= Written instruction =
Present every line of the records below as a numbered list, leaving out any blank lines.

Collected data entries:

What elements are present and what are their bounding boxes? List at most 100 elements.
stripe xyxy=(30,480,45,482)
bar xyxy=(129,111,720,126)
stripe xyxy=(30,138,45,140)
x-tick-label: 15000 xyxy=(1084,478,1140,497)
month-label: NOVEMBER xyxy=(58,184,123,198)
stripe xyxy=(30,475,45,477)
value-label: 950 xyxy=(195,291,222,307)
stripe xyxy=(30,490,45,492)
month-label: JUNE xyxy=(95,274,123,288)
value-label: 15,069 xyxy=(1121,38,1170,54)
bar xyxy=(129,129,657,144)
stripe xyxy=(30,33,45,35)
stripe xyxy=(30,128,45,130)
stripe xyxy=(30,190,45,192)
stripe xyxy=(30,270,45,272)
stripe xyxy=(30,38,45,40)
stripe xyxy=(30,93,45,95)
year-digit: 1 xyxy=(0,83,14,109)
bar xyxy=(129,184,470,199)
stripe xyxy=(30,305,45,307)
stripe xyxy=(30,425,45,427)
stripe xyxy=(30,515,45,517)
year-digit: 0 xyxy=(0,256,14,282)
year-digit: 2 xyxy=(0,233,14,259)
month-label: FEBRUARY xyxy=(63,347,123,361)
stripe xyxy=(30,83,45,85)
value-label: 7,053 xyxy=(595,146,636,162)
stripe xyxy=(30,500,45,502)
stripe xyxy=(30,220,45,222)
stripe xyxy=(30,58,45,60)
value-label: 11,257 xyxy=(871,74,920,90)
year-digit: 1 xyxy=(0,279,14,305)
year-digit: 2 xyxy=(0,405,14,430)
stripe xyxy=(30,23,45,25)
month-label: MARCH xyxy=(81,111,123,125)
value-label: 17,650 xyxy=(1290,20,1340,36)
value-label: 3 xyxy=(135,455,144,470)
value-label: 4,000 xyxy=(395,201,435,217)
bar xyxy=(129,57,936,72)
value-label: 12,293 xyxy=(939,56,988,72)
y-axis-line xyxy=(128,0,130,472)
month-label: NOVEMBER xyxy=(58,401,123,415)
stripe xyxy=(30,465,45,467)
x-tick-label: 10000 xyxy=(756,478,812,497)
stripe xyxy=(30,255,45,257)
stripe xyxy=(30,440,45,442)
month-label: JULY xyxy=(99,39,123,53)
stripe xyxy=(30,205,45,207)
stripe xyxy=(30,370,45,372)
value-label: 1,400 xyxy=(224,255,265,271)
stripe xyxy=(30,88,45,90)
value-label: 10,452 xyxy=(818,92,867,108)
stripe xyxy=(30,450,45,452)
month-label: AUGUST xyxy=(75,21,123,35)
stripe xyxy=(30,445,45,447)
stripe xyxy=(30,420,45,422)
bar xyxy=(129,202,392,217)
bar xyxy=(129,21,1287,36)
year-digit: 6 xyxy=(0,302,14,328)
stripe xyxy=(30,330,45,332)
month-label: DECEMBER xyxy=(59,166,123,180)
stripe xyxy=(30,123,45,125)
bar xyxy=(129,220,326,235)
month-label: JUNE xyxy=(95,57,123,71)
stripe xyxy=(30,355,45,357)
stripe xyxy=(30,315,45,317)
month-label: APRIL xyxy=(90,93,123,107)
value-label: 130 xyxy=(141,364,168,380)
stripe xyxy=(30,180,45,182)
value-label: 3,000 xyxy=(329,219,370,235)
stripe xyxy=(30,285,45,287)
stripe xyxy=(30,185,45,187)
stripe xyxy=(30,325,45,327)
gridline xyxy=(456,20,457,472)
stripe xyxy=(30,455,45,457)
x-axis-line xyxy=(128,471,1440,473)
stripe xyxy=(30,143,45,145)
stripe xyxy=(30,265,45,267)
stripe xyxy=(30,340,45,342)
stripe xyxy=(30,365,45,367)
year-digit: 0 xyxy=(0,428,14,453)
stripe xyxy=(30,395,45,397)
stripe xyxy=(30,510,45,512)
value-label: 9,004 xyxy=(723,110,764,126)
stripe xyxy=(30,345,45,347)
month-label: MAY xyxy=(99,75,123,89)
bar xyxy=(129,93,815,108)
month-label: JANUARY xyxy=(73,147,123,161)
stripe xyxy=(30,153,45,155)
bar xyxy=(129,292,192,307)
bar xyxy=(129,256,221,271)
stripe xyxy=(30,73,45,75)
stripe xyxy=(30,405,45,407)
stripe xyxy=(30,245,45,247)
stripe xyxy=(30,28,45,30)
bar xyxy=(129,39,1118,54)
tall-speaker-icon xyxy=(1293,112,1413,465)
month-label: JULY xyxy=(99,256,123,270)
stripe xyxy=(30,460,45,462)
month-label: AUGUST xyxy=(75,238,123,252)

= Complete response =
1. What elements are present and what are their bounding boxes? List at most 100 elements.
2. stripe xyxy=(30,480,45,482)
3. bar xyxy=(129,111,720,126)
4. stripe xyxy=(30,138,45,140)
5. x-tick-label: 15000 xyxy=(1084,478,1140,497)
6. month-label: NOVEMBER xyxy=(58,184,123,198)
7. stripe xyxy=(30,475,45,477)
8. value-label: 950 xyxy=(195,291,222,307)
9. stripe xyxy=(30,490,45,492)
10. month-label: JUNE xyxy=(95,274,123,288)
11. value-label: 15,069 xyxy=(1121,38,1170,54)
12. bar xyxy=(129,129,657,144)
13. stripe xyxy=(30,33,45,35)
14. stripe xyxy=(30,128,45,130)
15. stripe xyxy=(30,190,45,192)
16. stripe xyxy=(30,270,45,272)
17. stripe xyxy=(30,38,45,40)
18. stripe xyxy=(30,93,45,95)
19. year-digit: 1 xyxy=(0,83,14,109)
20. bar xyxy=(129,184,470,199)
21. stripe xyxy=(30,305,45,307)
22. stripe xyxy=(30,425,45,427)
23. stripe xyxy=(30,515,45,517)
24. year-digit: 0 xyxy=(0,256,14,282)
25. year-digit: 2 xyxy=(0,233,14,259)
26. month-label: FEBRUARY xyxy=(63,347,123,361)
27. stripe xyxy=(30,83,45,85)
28. value-label: 7,053 xyxy=(595,146,636,162)
29. stripe xyxy=(30,500,45,502)
30. stripe xyxy=(30,220,45,222)
31. stripe xyxy=(30,58,45,60)
32. value-label: 11,257 xyxy=(871,74,920,90)
33. year-digit: 1 xyxy=(0,279,14,305)
34. year-digit: 2 xyxy=(0,405,14,430)
35. stripe xyxy=(30,23,45,25)
36. month-label: MARCH xyxy=(81,111,123,125)
37. value-label: 17,650 xyxy=(1290,20,1340,36)
38. value-label: 3 xyxy=(135,455,144,470)
39. value-label: 4,000 xyxy=(395,201,435,217)
40. bar xyxy=(129,57,936,72)
41. value-label: 12,293 xyxy=(939,56,988,72)
42. y-axis-line xyxy=(128,0,130,472)
43. month-label: NOVEMBER xyxy=(58,401,123,415)
44. stripe xyxy=(30,465,45,467)
45. x-tick-label: 10000 xyxy=(756,478,812,497)
46. stripe xyxy=(30,255,45,257)
47. stripe xyxy=(30,440,45,442)
48. month-label: JULY xyxy=(99,39,123,53)
49. stripe xyxy=(30,205,45,207)
50. stripe xyxy=(30,370,45,372)
51. value-label: 1,400 xyxy=(224,255,265,271)
52. stripe xyxy=(30,88,45,90)
53. value-label: 10,452 xyxy=(818,92,867,108)
54. stripe xyxy=(30,450,45,452)
55. month-label: AUGUST xyxy=(75,21,123,35)
56. stripe xyxy=(30,445,45,447)
57. stripe xyxy=(30,420,45,422)
58. bar xyxy=(129,202,392,217)
59. bar xyxy=(129,21,1287,36)
60. year-digit: 6 xyxy=(0,302,14,328)
61. stripe xyxy=(30,330,45,332)
62. month-label: DECEMBER xyxy=(59,166,123,180)
63. stripe xyxy=(30,123,45,125)
64. bar xyxy=(129,220,326,235)
65. month-label: JUNE xyxy=(95,57,123,71)
66. stripe xyxy=(30,355,45,357)
67. stripe xyxy=(30,315,45,317)
68. month-label: APRIL xyxy=(90,93,123,107)
69. value-label: 130 xyxy=(141,364,168,380)
70. stripe xyxy=(30,180,45,182)
71. value-label: 3,000 xyxy=(329,219,370,235)
72. stripe xyxy=(30,285,45,287)
73. stripe xyxy=(30,185,45,187)
74. stripe xyxy=(30,325,45,327)
75. gridline xyxy=(456,20,457,472)
76. stripe xyxy=(30,455,45,457)
77. x-axis-line xyxy=(128,471,1440,473)
78. stripe xyxy=(30,143,45,145)
79. stripe xyxy=(30,265,45,267)
80. stripe xyxy=(30,340,45,342)
81. stripe xyxy=(30,365,45,367)
82. year-digit: 0 xyxy=(0,428,14,453)
83. stripe xyxy=(30,395,45,397)
84. stripe xyxy=(30,510,45,512)
85. value-label: 9,004 xyxy=(723,110,764,126)
86. stripe xyxy=(30,345,45,347)
87. month-label: MAY xyxy=(99,75,123,89)
88. bar xyxy=(129,93,815,108)
89. month-label: JANUARY xyxy=(73,147,123,161)
90. stripe xyxy=(30,153,45,155)
91. bar xyxy=(129,292,192,307)
92. bar xyxy=(129,256,221,271)
93. stripe xyxy=(30,73,45,75)
94. stripe xyxy=(30,405,45,407)
95. stripe xyxy=(30,245,45,247)
96. stripe xyxy=(30,28,45,30)
97. bar xyxy=(129,39,1118,54)
98. tall-speaker-icon xyxy=(1293,112,1413,465)
99. month-label: JULY xyxy=(99,256,123,270)
100. stripe xyxy=(30,460,45,462)
101. month-label: AUGUST xyxy=(75,238,123,252)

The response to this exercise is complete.